Collected data entries:

════════

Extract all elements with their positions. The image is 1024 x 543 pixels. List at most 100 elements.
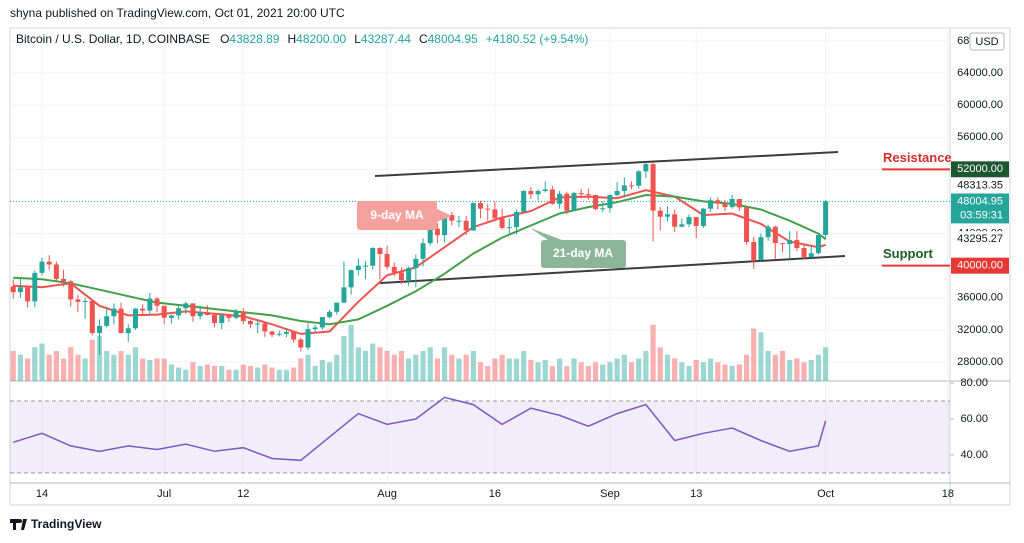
volume-bar [312, 366, 318, 381]
candle-body [118, 308, 124, 334]
volume-bar [197, 366, 203, 381]
candle-body [39, 261, 45, 273]
volume-bar [398, 351, 405, 381]
candle-body [104, 316, 110, 326]
ohlc-value: 48200.00 [296, 32, 346, 46]
volume-bar [53, 351, 59, 381]
candle-body [643, 164, 649, 172]
candle-body [470, 203, 476, 231]
candle-body [549, 189, 555, 204]
candle-body [197, 312, 203, 317]
volume-bar [291, 367, 297, 381]
level-name: Resistance [883, 150, 952, 165]
volume-bar [255, 367, 261, 381]
volume-bar [557, 358, 563, 381]
channel-upper [374, 151, 839, 177]
volume-layer [10, 324, 829, 381]
candle-body [636, 171, 642, 186]
x-tick-label: Aug [377, 488, 397, 500]
ohlc-key: O [220, 32, 229, 46]
volume-bar [672, 358, 678, 381]
candle-body [715, 200, 721, 204]
ohlc-key: L [354, 32, 361, 46]
volume-bar [341, 336, 347, 381]
channel-lower [379, 255, 846, 284]
candle-body [672, 214, 678, 227]
candle-body [593, 195, 599, 210]
price-label: 48313.35 [957, 179, 1003, 191]
candle-body [722, 203, 728, 208]
volume-bar [75, 354, 81, 381]
x-tick-label: Jul [157, 488, 171, 500]
axis-layer: 28000.0032000.0036000.0040000.0044000.00… [36, 35, 1009, 500]
candle-body [82, 300, 88, 302]
rsi-layer [10, 382, 954, 474]
candle-body [521, 191, 527, 212]
volume-bar [161, 358, 167, 381]
volume-bar [370, 343, 376, 381]
volume-bar [89, 339, 95, 381]
volume-bar [614, 358, 620, 381]
y-tick-label: 60000.00 [957, 99, 1003, 111]
candle-body [765, 226, 771, 238]
candle-body [75, 299, 81, 302]
candle-body [614, 191, 620, 196]
x-tick-label: 18 [942, 488, 954, 500]
volume-bar [815, 354, 822, 381]
volume-bar [513, 358, 520, 381]
ohlc-value: 48004.95 [428, 32, 478, 46]
candle-body [183, 303, 189, 309]
ma-line [13, 189, 826, 335]
volume-bar [628, 362, 635, 381]
rsi-tick-label: 60.00 [960, 413, 988, 425]
annotation-pointer [530, 228, 562, 240]
ohlc-key: H [287, 32, 296, 46]
candle-body [204, 312, 210, 316]
volume-bar [571, 358, 577, 381]
candle-body [779, 243, 785, 245]
volume-bar [542, 360, 548, 381]
volume-bar [132, 347, 139, 381]
volume-bar [269, 367, 275, 381]
volume-bar [772, 354, 778, 381]
price-label: 48004.95 [957, 195, 1003, 207]
candle-body [442, 215, 448, 236]
candle-body [32, 272, 38, 302]
candle-body [492, 209, 498, 219]
candle-body [384, 254, 390, 267]
volume-bar [578, 362, 584, 381]
volume-bar [175, 367, 182, 381]
volume-bar [298, 358, 304, 381]
candle-body [513, 211, 519, 228]
volume-bar [549, 366, 556, 381]
volume-bar [226, 369, 232, 381]
volume-bar [521, 351, 527, 381]
candle-body [355, 265, 361, 271]
candle-body [564, 193, 570, 211]
candle-body [772, 226, 778, 244]
candle-body [434, 228, 440, 236]
y-tick-label: 28000.00 [957, 356, 1003, 368]
x-tick-label: 12 [237, 488, 249, 500]
candle-body [334, 302, 340, 312]
candle-body [298, 339, 304, 348]
volume-bar [326, 362, 333, 381]
candle-body [664, 214, 670, 217]
candle-body [729, 199, 735, 208]
volume-bar [664, 354, 671, 381]
volume-bar [183, 369, 189, 381]
annotation-text: 21-day MA [553, 246, 613, 260]
volume-bar [787, 360, 793, 381]
candle-body [679, 224, 685, 227]
volume-bar [262, 364, 268, 381]
volume-bar [154, 358, 160, 381]
volume-bar [729, 366, 735, 381]
volume-bar [82, 358, 88, 381]
candle-body [161, 305, 167, 318]
candle-body [147, 298, 153, 311]
volume-bar [751, 328, 757, 381]
candle-body [708, 200, 714, 209]
candle-body [154, 298, 160, 306]
candle-body [53, 264, 59, 279]
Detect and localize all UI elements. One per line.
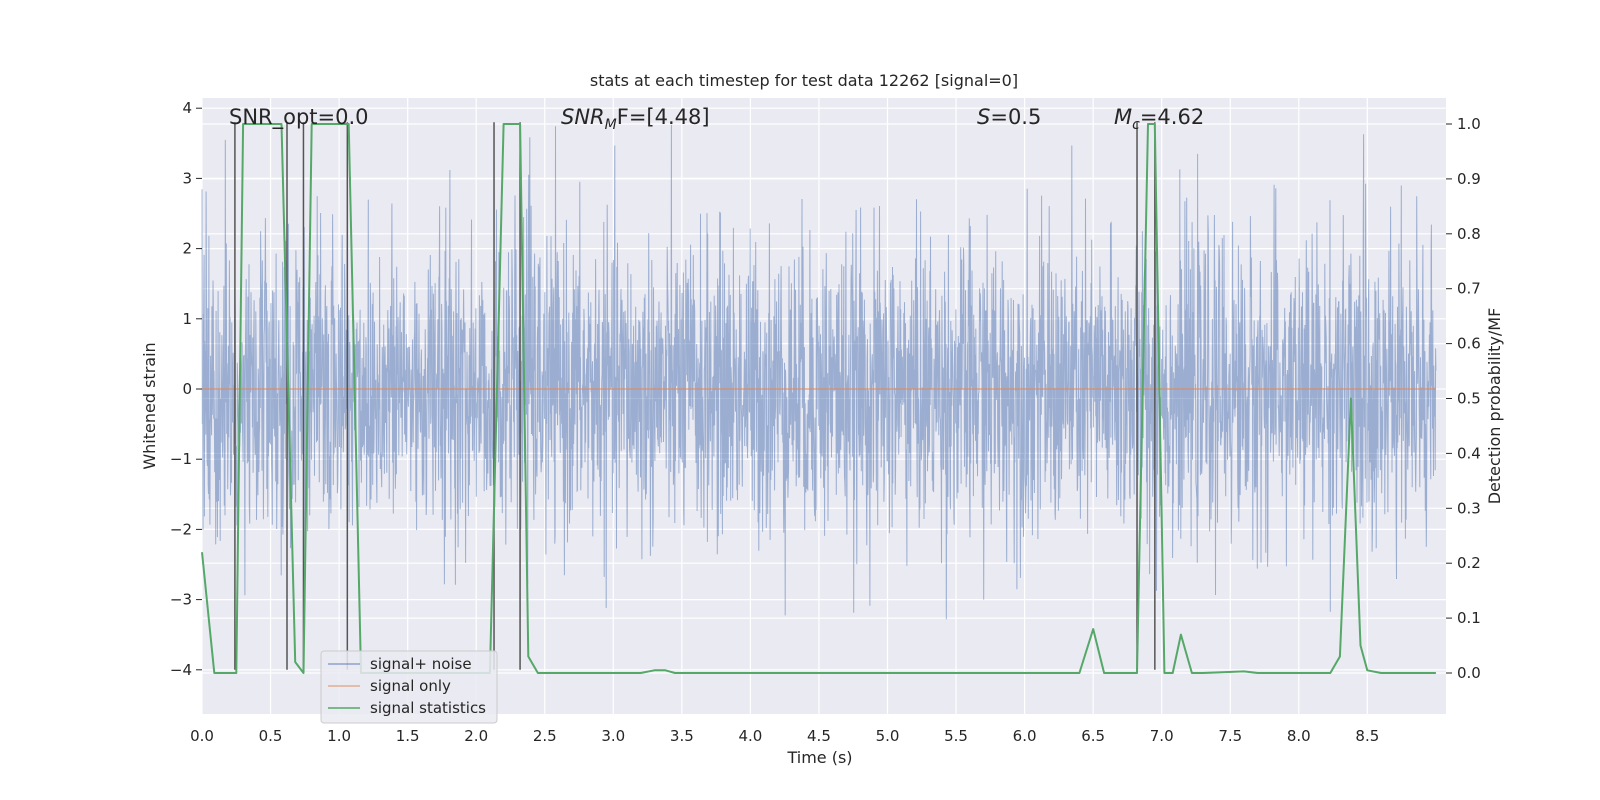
- y-tick-label: 0: [182, 380, 192, 398]
- mc-main: M: [1114, 105, 1132, 129]
- x-tick-label: 0.5: [259, 727, 283, 745]
- y-tick-label: −3: [170, 591, 192, 609]
- x-tick-label: 2.0: [464, 727, 488, 745]
- x-tick-label: 1.5: [396, 727, 420, 745]
- x-tick-label: 4.0: [738, 727, 762, 745]
- y-right-tick-label: 0.3: [1457, 499, 1481, 517]
- x-axis-ticks: 0.0 0.5 1.0 1.5 2.0 2.5 3.0 3.5 4.0 4.5 5.0 5.5 6.0 6…: [190, 727, 1379, 745]
- x-tick-label: 6.0: [1013, 727, 1037, 745]
- x-tick-label: 1.0: [327, 727, 351, 745]
- legend-label-signal-only: signal only: [370, 677, 451, 695]
- y-axis-right-label: Detection probability/MF: [1485, 308, 1504, 505]
- y-right-tick-label: 0.6: [1457, 335, 1481, 353]
- x-tick-label: 7.0: [1150, 727, 1174, 745]
- signal-statistics-series: [201, 123, 1436, 674]
- legend-label-signal-noise: signal+ noise: [370, 655, 472, 673]
- x-tick-label: 5.5: [944, 727, 968, 745]
- snr-mf-rest: F=[4.48]: [617, 105, 710, 129]
- x-axis-label: Time (s): [786, 748, 852, 767]
- y-axis-label: Whitened strain: [140, 342, 159, 469]
- y-axis-left-ticks: −4 −3 −2 −1 0 1 2 3 4: [170, 99, 202, 679]
- y-tick-label: −2: [170, 520, 192, 538]
- y-right-tick-label: 0.1: [1457, 609, 1481, 627]
- y-right-tick-label: 0.7: [1457, 280, 1481, 298]
- x-tick-label: 6.5: [1081, 727, 1105, 745]
- y-right-tick-label: 0.4: [1457, 444, 1481, 462]
- y-tick-label: −1: [170, 450, 192, 468]
- y-right-tick-label: 0.0: [1457, 664, 1481, 682]
- mc-annotation: Mc=4.62: [1114, 105, 1204, 133]
- signal-statistics-line: [201, 123, 1436, 674]
- y-tick-label: 1: [182, 310, 192, 328]
- y-axis-right-ticks: 0.0 0.1 0.2 0.3 0.4 0.5 0.6 0.7 0.8 0.9 1.0: [1446, 115, 1481, 682]
- legend-label-signal-statistics: signal statistics: [370, 699, 486, 717]
- y-tick-label: −4: [170, 661, 192, 679]
- chart-title: stats at each timestep for test data 122…: [590, 71, 1018, 90]
- plot-area: [201, 98, 1446, 714]
- signal-noise-line: [201, 124, 1437, 620]
- snr-mf-sub: M: [605, 117, 617, 133]
- marker-lines: [234, 122, 1156, 670]
- snr-mf-main: SNR: [561, 105, 605, 129]
- x-tick-label: 3.0: [601, 727, 625, 745]
- x-tick-label: 2.5: [533, 727, 557, 745]
- x-tick-label: 5.0: [876, 727, 900, 745]
- s-italic: S: [977, 105, 990, 129]
- y-right-tick-label: 1.0: [1457, 115, 1481, 133]
- x-tick-label: 8.5: [1355, 727, 1379, 745]
- mc-sub: c: [1132, 117, 1140, 133]
- s-rest: =0.5: [990, 105, 1041, 129]
- x-tick-label: 0.0: [190, 727, 214, 745]
- snr-mf-annotation: SNRMF=[4.48]: [561, 105, 710, 133]
- x-tick-label: 8.0: [1287, 727, 1311, 745]
- snr-opt-annotation: SNR_opt=0.0: [229, 105, 369, 130]
- y-right-tick-label: 0.8: [1457, 225, 1481, 243]
- y-right-tick-label: 0.2: [1457, 554, 1481, 572]
- signal-noise-series: [201, 124, 1437, 620]
- y-tick-label: 3: [182, 169, 192, 187]
- x-tick-label: 4.5: [807, 727, 831, 745]
- x-tick-label: 7.5: [1218, 727, 1242, 745]
- y-right-tick-label: 0.5: [1457, 390, 1481, 408]
- legend-box: [320, 650, 498, 724]
- y-tick-label: 2: [182, 240, 192, 258]
- x-tick-label: 3.5: [670, 727, 694, 745]
- annotations: SNR_opt=0.0 SNRMF=[4.48] S=0.5 Mc=4.62: [229, 105, 1204, 133]
- legend: signal+ noise signal only signal statist…: [320, 650, 498, 724]
- mc-rest: =4.62: [1140, 105, 1204, 129]
- s-annotation: S=0.5: [977, 105, 1041, 129]
- y-tick-label: 4: [182, 99, 192, 117]
- y-right-tick-label: 0.9: [1457, 170, 1481, 188]
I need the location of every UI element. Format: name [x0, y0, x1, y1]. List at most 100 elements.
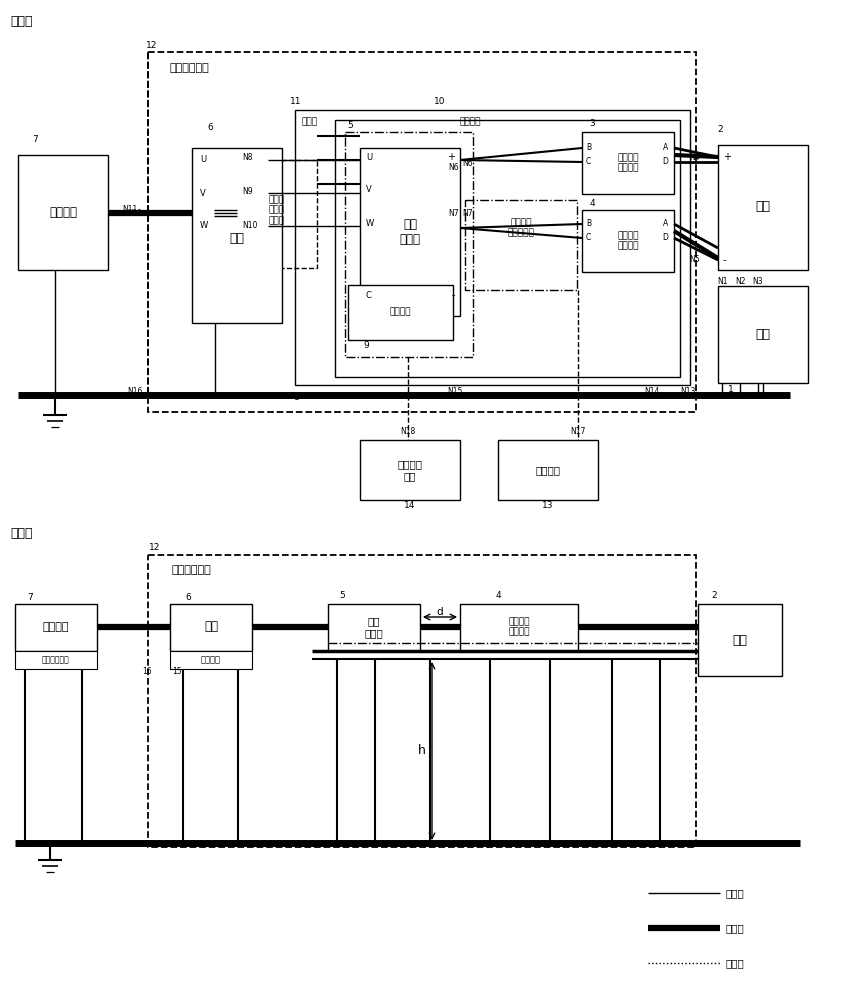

════════

Copy the lines word for word from the line with "volume-bar [312, 366, 318, 381]" up to and including the line with "level-name: Resistance [883, 150, 952, 165]".

Solution to this exercise:
volume-bar [312, 366, 318, 381]
candle-body [118, 308, 124, 334]
volume-bar [197, 366, 203, 381]
candle-body [39, 261, 45, 273]
volume-bar [398, 351, 405, 381]
candle-body [104, 316, 110, 326]
ohlc-value: 48200.00 [296, 32, 346, 46]
volume-bar [53, 351, 59, 381]
candle-body [643, 164, 649, 172]
candle-body [470, 203, 476, 231]
candle-body [549, 189, 555, 204]
candle-body [197, 312, 203, 317]
volume-bar [291, 367, 297, 381]
level-name: Resistance [883, 150, 952, 165]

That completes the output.